## Written request:
Set down the data below without change, skipping the pictures it holds.
——————————
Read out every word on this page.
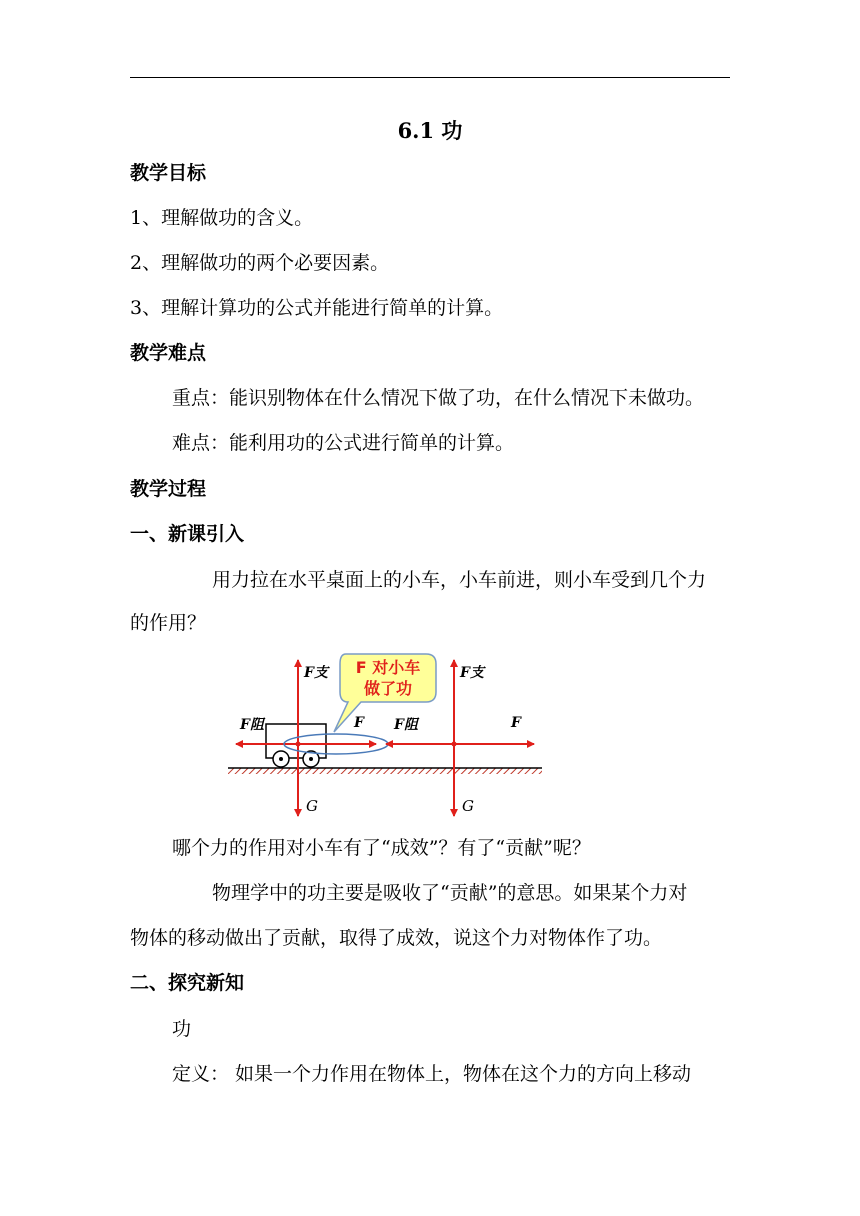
6.1 功
教学目标
1、理解做功的含义。
2、理解做功的两个必要因素。
3、理解计算功的公式并能进行简单的计算。
教学难点
重点：能识别物体在什么情况下做了功，在什么情况下未做功。
难点：能利用功的公式进行简单的计算。
教学过程
一、新课引入
用力拉在水平桌面上的小车，小车前进，则小车受到几个力
的作用？
F 对小车
做了功
F支
F阻	F
G
F支
F阻	F
G
哪个力的作用对小车有了“成效”？有了“贡献”呢？
物理学中的功主要是吸收了“贡献”的意思。如果某个力对
物体的移动做出了贡献，取得了成效，说这个力对物体作了功。
二、探究新知
功
定义： 如果一个力作用在物体上，物体在这个力的方向上移动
——————————
## Response for this exercise:
Read out every word on this page.
6.1 功
教学目标
1、理解做功的含义。
2、理解做功的两个必要因素。
3、理解计算功的公式并能进行简单的计算。
教学难点
重点：能识别物体在什么情况下做了功，在什么情况下未做功。
难点：能利用功的公式进行简单的计算。
教学过程
一、新课引入
用力拉在水平桌面上的小车，小车前进，则小车受到几个力
的作用？
F 对小车
做了功
F支
F阻	F
G
F支
F阻	F
G
哪个力的作用对小车有了“成效”？有了“贡献”呢？
物理学中的功主要是吸收了“贡献”的意思。如果某个力对
物体的移动做出了贡献，取得了成效，说这个力对物体作了功。
二、探究新知
功
定义： 如果一个力作用在物体上，物体在这个力的方向上移动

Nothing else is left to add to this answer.